[INPUT FOR THIS TASK]:

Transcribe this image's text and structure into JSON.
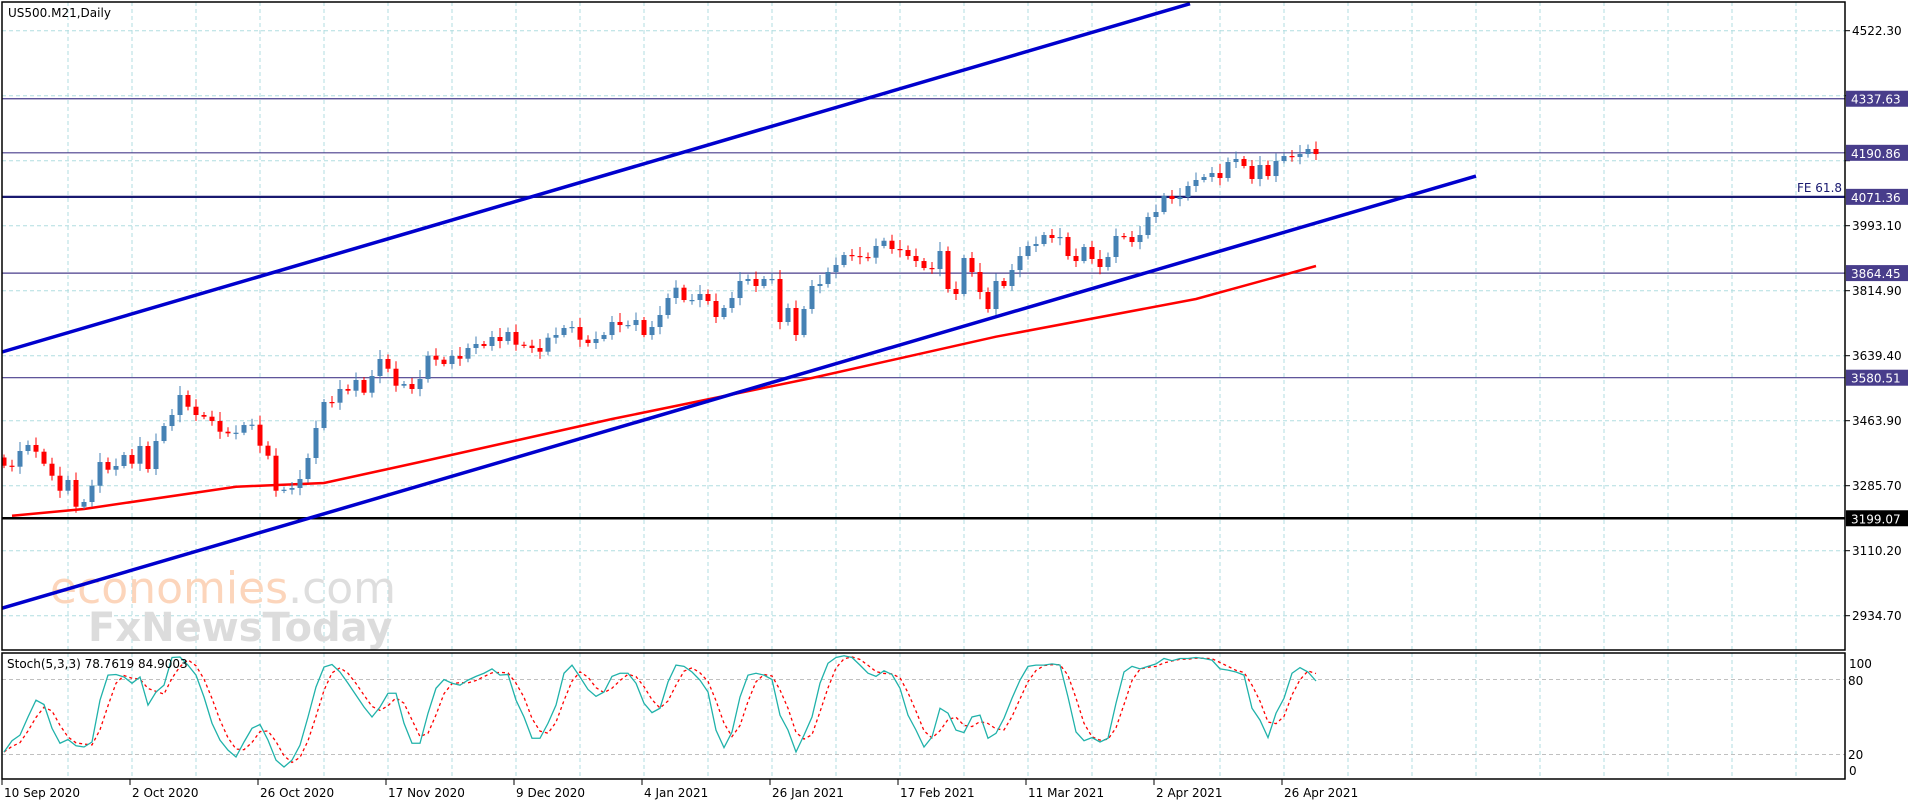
{
  "header": {
    "symbol_label": "US500.M21,Daily"
  },
  "colors": {
    "bull": "#4682b4",
    "bear": "#ff0000",
    "grid": "#b0dde0",
    "stoch_grid": "#c0c0c0",
    "level": "#483d8b",
    "level_strong": "#191970",
    "support": "#000000",
    "trendline": "#0000cd",
    "ma": "#ff0000",
    "stoch_k": "#20b2aa",
    "stoch_d": "#ff0000"
  },
  "chart_data": {
    "type": "candlestick",
    "title": "US500.M21,Daily",
    "ylim": [
      2841.5,
      4600.2
    ],
    "x_tick_labels": [
      "10 Sep 2020",
      "2 Oct 2020",
      "26 Oct 2020",
      "17 Nov 2020",
      "9 Dec 2020",
      "4 Jan 2021",
      "26 Jan 2021",
      "17 Feb 2021",
      "11 Mar 2021",
      "2 Apr 2021",
      "26 Apr 2021"
    ],
    "x_tick_bar_index": [
      0,
      16,
      32,
      48,
      64,
      80,
      96,
      112,
      128,
      144,
      160
    ],
    "y_tick_labels": [
      "4522.30",
      "3993.10",
      "3814.90",
      "3639.40",
      "3463.90",
      "3285.70",
      "3110.20",
      "2934.70"
    ],
    "y_tick_values": [
      4522.3,
      3993.1,
      3814.9,
      3639.4,
      3463.9,
      3285.7,
      3110.2,
      2934.7
    ],
    "first_open": 3364.0,
    "closes": [
      3341.7,
      3339.0,
      3381.6,
      3397.9,
      3379.7,
      3347.1,
      3314.5,
      3273.8,
      3302.9,
      3230.4,
      3243.2,
      3287.4,
      3351.7,
      3330.8,
      3340.9,
      3370.7,
      3347.1,
      3395.2,
      3332.7,
      3408.7,
      3449.4,
      3479.3,
      3533.6,
      3501.8,
      3479.3,
      3474.7,
      3463.0,
      3434.0,
      3429.6,
      3431.2,
      3452.1,
      3453.0,
      3396.0,
      3368.8,
      3273.8,
      3276.5,
      3281.2,
      3305.6,
      3362.6,
      3444.0,
      3514.6,
      3512.7,
      3549.9,
      3545.2,
      3574.3,
      3539.8,
      3585.1,
      3631.3,
      3604.9,
      3558.8,
      3563.4,
      3549.9,
      3577.0,
      3640.2,
      3629.4,
      3617.7,
      3639.4,
      3632.1,
      3661.1,
      3672.0,
      3666.6,
      3691.0,
      3680.1,
      3704.6,
      3670.1,
      3667.4,
      3661.1,
      3651.1,
      3689.1,
      3696.4,
      3715.4,
      3718.1,
      3683.6,
      3674.7,
      3685.6,
      3696.4,
      3731.7,
      3723.5,
      3723.5,
      3737.1,
      3696.4,
      3718.1,
      3750.7,
      3796.8,
      3824.8,
      3791.4,
      3791.4,
      3807.7,
      3788.7,
      3745.3,
      3769.7,
      3796.8,
      3843.0,
      3848.4,
      3829.4,
      3848.4,
      3848.4,
      3731.7,
      3769.7,
      3696.4,
      3767.0,
      3829.4,
      3834.8,
      3867.4,
      3886.4,
      3913.5,
      3910.8,
      3908.1,
      3906.2,
      3938.0,
      3952.3,
      3929.8,
      3927.1,
      3910.8,
      3897.2,
      3878.2,
      3875.5,
      3924.4,
      3821.3,
      3807.7,
      3905.4,
      3867.4,
      3813.1,
      3767.0,
      3843.0,
      3829.4,
      3872.8,
      3910.8,
      3938.0,
      3943.4,
      3967.8,
      3959.7,
      3962.4,
      3910.8,
      3897.2,
      3935.2,
      3902.7,
      3881.0,
      3908.1,
      3965.1,
      3962.4,
      3948.8,
      3967.8,
      4016.7,
      4030.2,
      4073.7,
      4065.5,
      4070.9,
      4100.8,
      4117.1,
      4125.2,
      4136.1,
      4122.5,
      4165.9,
      4174.1,
      4155.1,
      4119.8,
      4157.8,
      4127.9,
      4168.6,
      4182.2,
      4179.5,
      4187.6,
      4201.2,
      4187.6
    ],
    "moving_average": {
      "points": [
        [
          1,
          3206.0
        ],
        [
          10,
          3224.2
        ],
        [
          29,
          3284.7
        ],
        [
          40,
          3294.7
        ],
        [
          52,
          3351.7
        ],
        [
          76,
          3468.4
        ],
        [
          101,
          3579.7
        ],
        [
          124,
          3691.8
        ],
        [
          149,
          3794.1
        ],
        [
          164,
          3883.7
        ]
      ]
    },
    "horizontal_levels": [
      {
        "label": "4337.63",
        "price": 4337.63,
        "style": "level"
      },
      {
        "label": "4190.86",
        "price": 4190.86,
        "style": "level"
      },
      {
        "label": "4071.36",
        "price": 4071.36,
        "style": "level_strong"
      },
      {
        "label": "3864.45",
        "price": 3864.45,
        "style": "level"
      },
      {
        "label": "3580.51",
        "price": 3580.51,
        "style": "level"
      },
      {
        "label": "3199.07",
        "price": 3199.07,
        "style": "support"
      }
    ],
    "annotation": {
      "text": "FE 61.8",
      "price": 4071.36
    },
    "trendlines": [
      {
        "from": [
          -0.5,
          3650.3
        ],
        "to": [
          148.25,
          4595.6
        ]
      },
      {
        "from": [
          -0.5,
          2954.9
        ],
        "to": [
          184.0,
          4127.9
        ]
      }
    ],
    "stochastic": {
      "label": "Stoch(5,3,3)",
      "k_last": "78.7619",
      "d_last": "84.9003",
      "d_period": 3,
      "levels": [
        80,
        20
      ],
      "axis_labels": [
        "100",
        "80",
        "20",
        "0"
      ],
      "k": [
        22,
        31,
        35.5,
        50,
        63.5,
        60,
        41,
        29,
        32,
        27,
        26,
        30,
        63.5,
        83.5,
        84,
        82,
        77,
        82,
        59.5,
        70,
        75.5,
        97.6,
        98,
        91.5,
        83.5,
        66,
        45,
        31.5,
        23.5,
        18,
        30,
        41,
        44,
        31.5,
        15.5,
        10,
        15.5,
        27.5,
        50,
        74,
        90,
        92,
        86,
        77,
        67.5,
        58,
        50,
        58,
        69,
        69,
        45,
        29,
        29,
        53,
        73,
        80,
        77,
        75.5,
        79.5,
        82.5,
        85,
        88.5,
        83.5,
        84,
        63.5,
        50,
        33,
        33,
        45,
        59.5,
        85,
        91.5,
        82,
        72,
        66.5,
        70,
        82.5,
        85,
        85,
        77,
        61,
        53.5,
        57,
        78,
        91.5,
        90.5,
        86,
        79.5,
        70,
        39.5,
        25.5,
        38,
        66,
        83.5,
        85,
        83.5,
        80,
        51.5,
        39.5,
        22,
        35.5,
        50,
        77,
        93,
        97.6,
        99,
        97.6,
        91.5,
        85,
        82.5,
        87,
        84,
        73,
        51.5,
        39.5,
        26,
        34,
        57,
        53,
        39.5,
        37.5,
        50,
        51.5,
        33,
        37,
        49,
        65,
        79.5,
        90.5,
        91.5,
        91.5,
        92.5,
        91.5,
        66,
        38,
        31,
        33.5,
        30,
        33,
        61,
        86,
        90.5,
        88.5,
        90.5,
        92.5,
        96.8,
        95,
        96.8,
        96.8,
        97.6,
        96.8,
        95.5,
        88.5,
        87.5,
        86,
        83.5,
        57,
        47.5,
        33.5,
        53,
        65,
        85,
        89.5,
        86,
        78.8
      ]
    }
  },
  "watermark": {
    "line1_a": "economies",
    "line1_b": ".com",
    "line2": "FxNewsToday"
  }
}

[TASK]: Take every line containing the word "Daily" and copy it.

[WRITTEN ANSWER]:
    "symbol_label": "US500.M21,Daily"
    "title": "US500.M21,Daily",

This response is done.